• _Directions_:
Transcribe the records below exactly, leaving out any pictures.

[Data records]
— Start —

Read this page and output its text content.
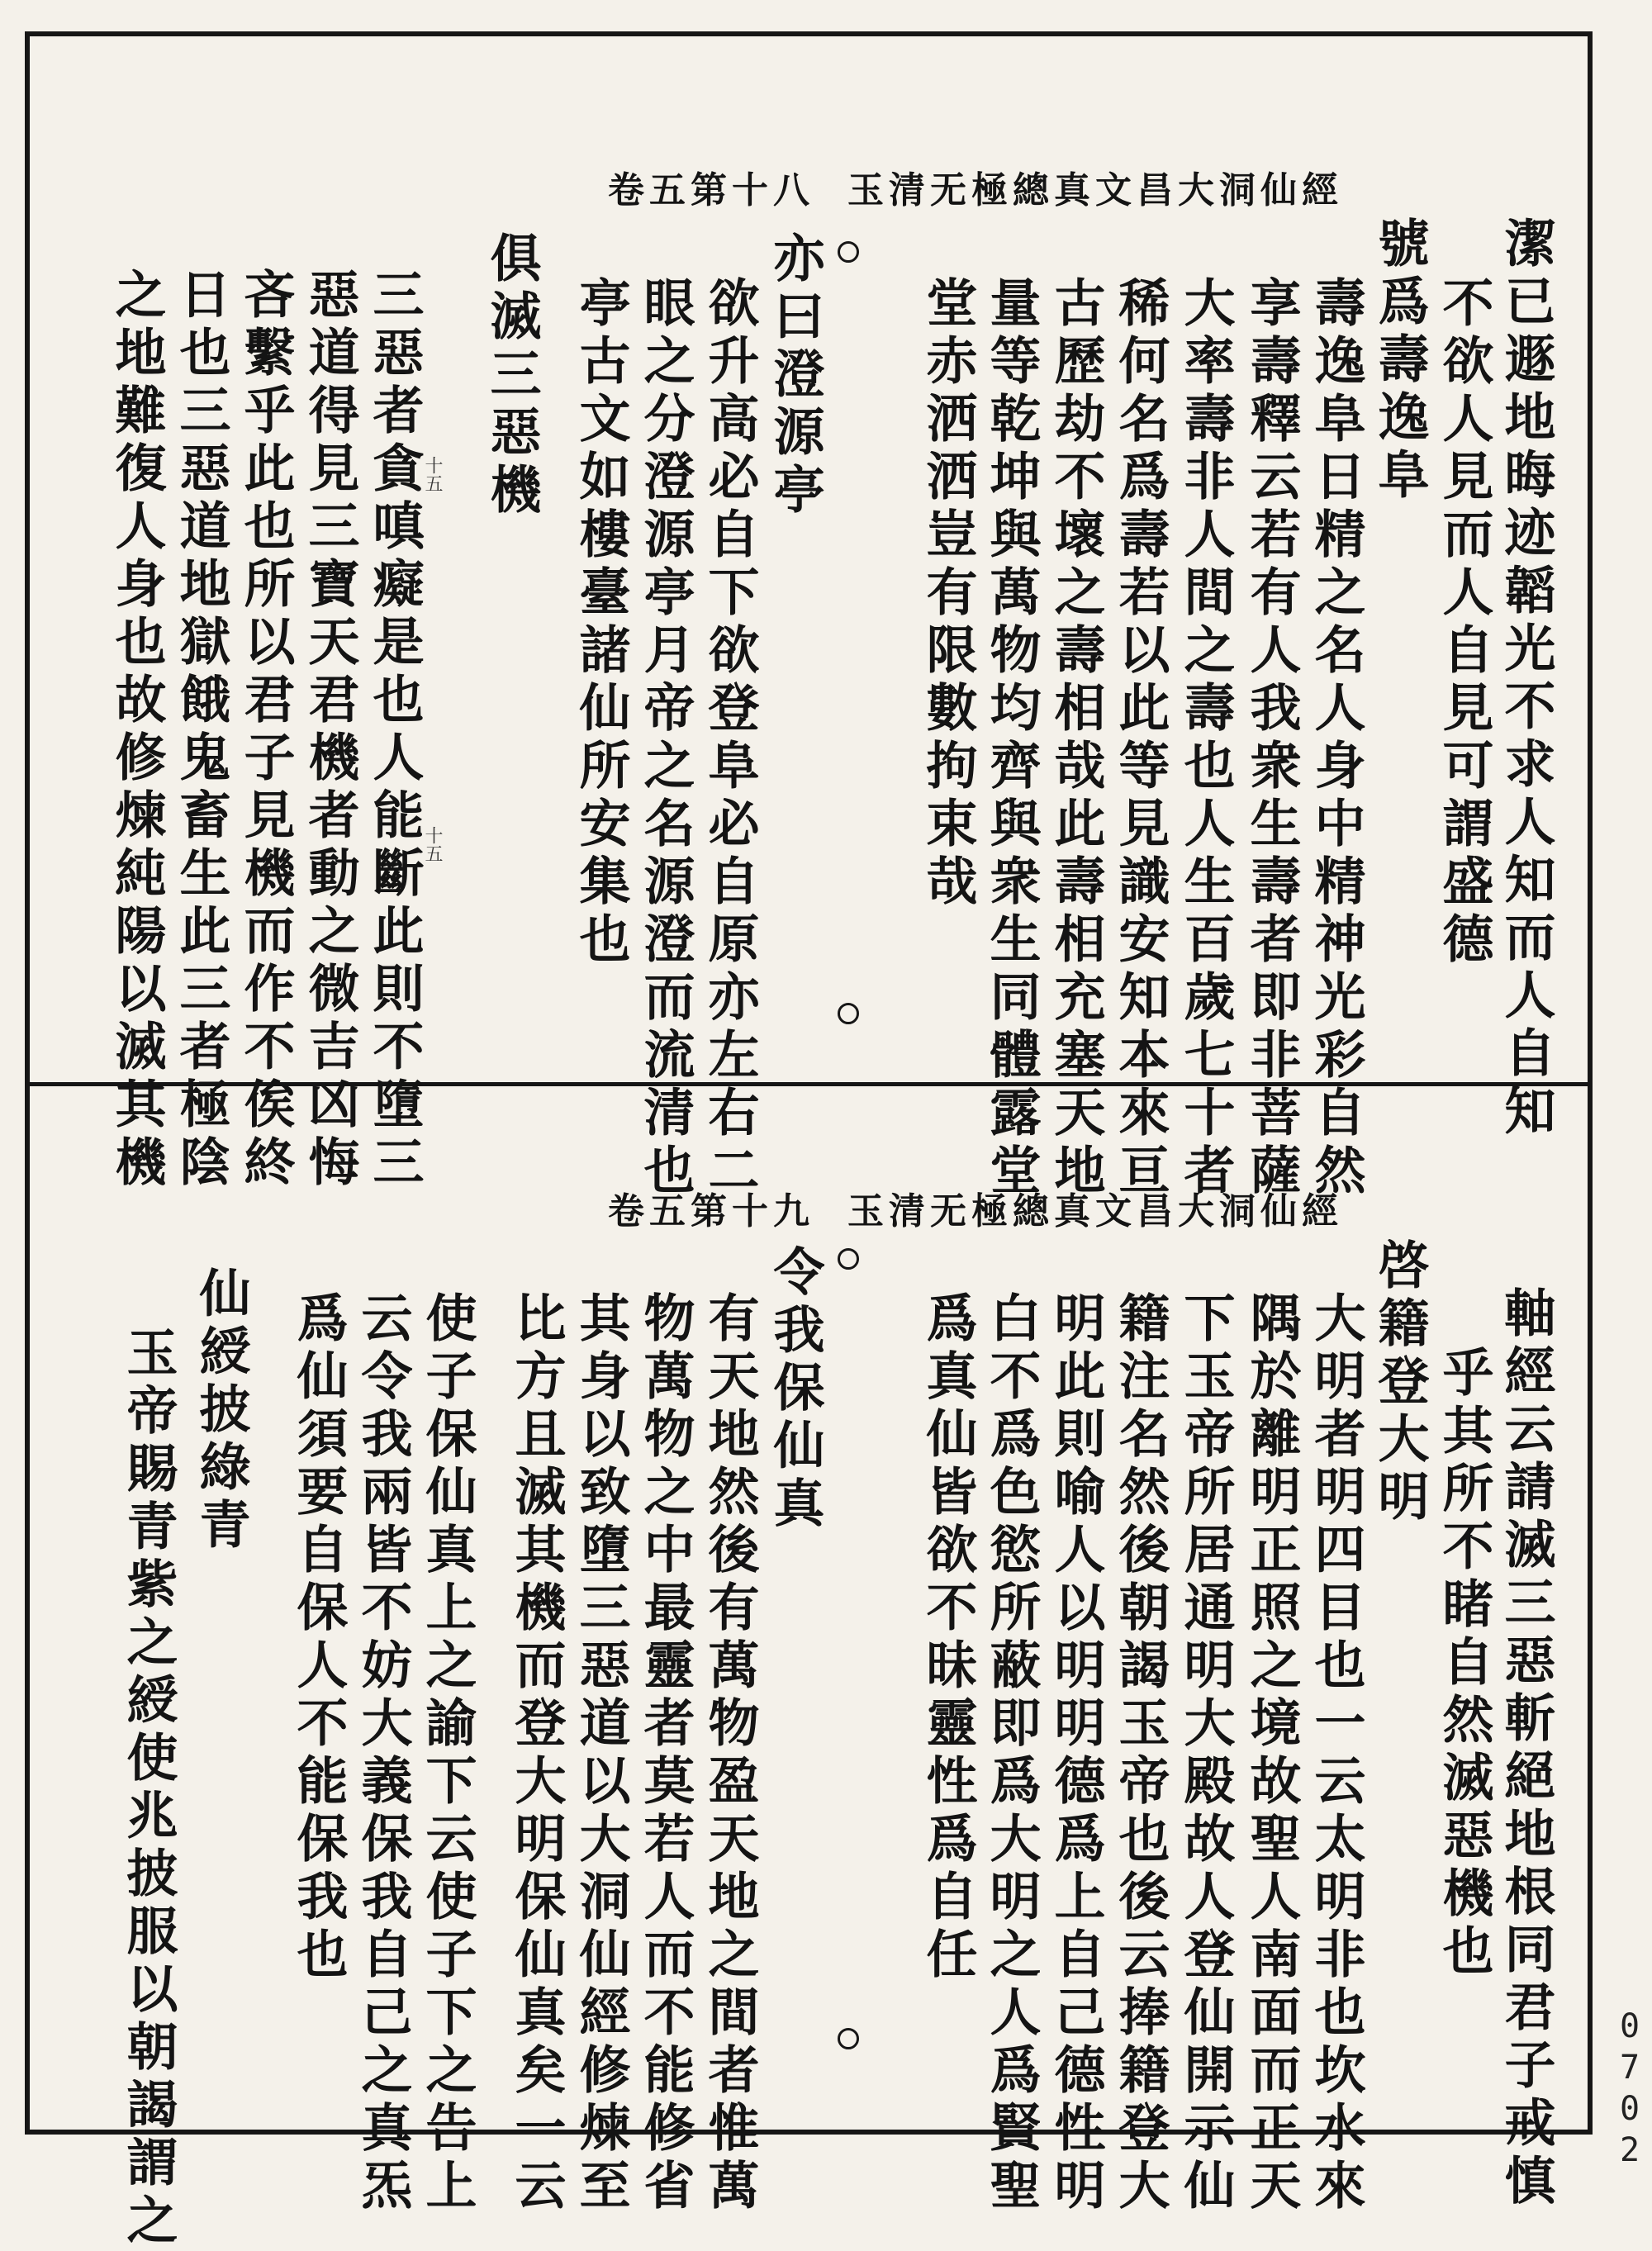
玉清无極總真文昌大洞仙經
卷五第十八
潔已遯地晦迹韜光不求人知而人自知
不欲人見而人自見可謂盛德
號爲壽逸阜
壽逸阜日精之名人身中精神光彩自然
享壽釋云若有人我衆生壽者即非菩薩
大率壽非人間之壽也人生百歲七十者
稀何名爲壽若以此等見識安知本來亘
古歷劫不壞之壽相哉此壽相充塞天地
量等乾坤與萬物均齊與衆生同體露堂
堂赤洒洒豈有限數拘束哉
亦曰澄源亭
欲升高必自下欲登阜必自原亦左右二
眼之分澄源亭月帝之名源澄而流清也
亭古文如樓臺諸仙所安集也
俱滅三惡機
十五
十五
三惡者貪嗔癡是也人能斷此則不墮三
惡道得見三寶天君機者動之微吉凶悔
吝繫乎此也所以君子見機而作不俟終
日也三惡道地獄餓鬼畜生此三者極陰
之地難復人身也故修煉純陽以滅其機
玉清无極總真文昌大洞仙經
卷五第十九
軸經云請滅三惡斬絕地根同君子戒慎
乎其所不睹自然滅惡機也
啓籍登大明
大明者明四目也一云太明非也坎水來
隅於離明正照之境故聖人南面而正天
下玉帝所居通明大殿故人登仙開示仙
籍注名然後朝謁玉帝也後云捧籍登大
明此則喻人以明明德爲上自己德性明
白不爲色慾所蔽即爲大明之人爲賢聖
爲真仙皆欲不昧靈性爲自任
令我保仙真
有天地然後有萬物盈天地之間者惟萬
物萬物之中最靈者莫若人而不能修省
其身以致墮三惡道以大洞仙經修煉至
比方且滅其機而登大明保仙真矣一云
使子保仙真上之諭下云使子下之告上
云令我兩皆不妨大義保我自己之真炁
爲仙須要自保人不能保我也
仙綬披綠青
玉帝賜青紫之綬使兆披服以朝謁謂之	0702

— End —

• _Correct answer_:
Read this page and output its text content.
玉清无極總真文昌大洞仙經
卷五第十八
潔已遯地晦迹韜光不求人知而人自知
不欲人見而人自見可謂盛德
號爲壽逸阜
壽逸阜日精之名人身中精神光彩自然
享壽釋云若有人我衆生壽者即非菩薩
大率壽非人間之壽也人生百歲七十者
稀何名爲壽若以此等見識安知本來亘
古歷劫不壞之壽相哉此壽相充塞天地
量等乾坤與萬物均齊與衆生同體露堂
堂赤洒洒豈有限數拘束哉
亦曰澄源亭
欲升高必自下欲登阜必自原亦左右二
眼之分澄源亭月帝之名源澄而流清也
亭古文如樓臺諸仙所安集也
俱滅三惡機
十五
十五
三惡者貪嗔癡是也人能斷此則不墮三
惡道得見三寶天君機者動之微吉凶悔
吝繫乎此也所以君子見機而作不俟終
日也三惡道地獄餓鬼畜生此三者極陰
之地難復人身也故修煉純陽以滅其機
玉清无極總真文昌大洞仙經
卷五第十九
軸經云請滅三惡斬絕地根同君子戒慎
乎其所不睹自然滅惡機也
啓籍登大明
大明者明四目也一云太明非也坎水來
隅於離明正照之境故聖人南面而正天
下玉帝所居通明大殿故人登仙開示仙
籍注名然後朝謁玉帝也後云捧籍登大
明此則喻人以明明德爲上自己德性明
白不爲色慾所蔽即爲大明之人爲賢聖
爲真仙皆欲不昧靈性爲自任
令我保仙真
有天地然後有萬物盈天地之間者惟萬
物萬物之中最靈者莫若人而不能修省
其身以致墮三惡道以大洞仙經修煉至
比方且滅其機而登大明保仙真矣一云
使子保仙真上之諭下云使子下之告上
云令我兩皆不妨大義保我自己之真炁
爲仙須要自保人不能保我也
仙綬披綠青
玉帝賜青紫之綬使兆披服以朝謁謂之	0702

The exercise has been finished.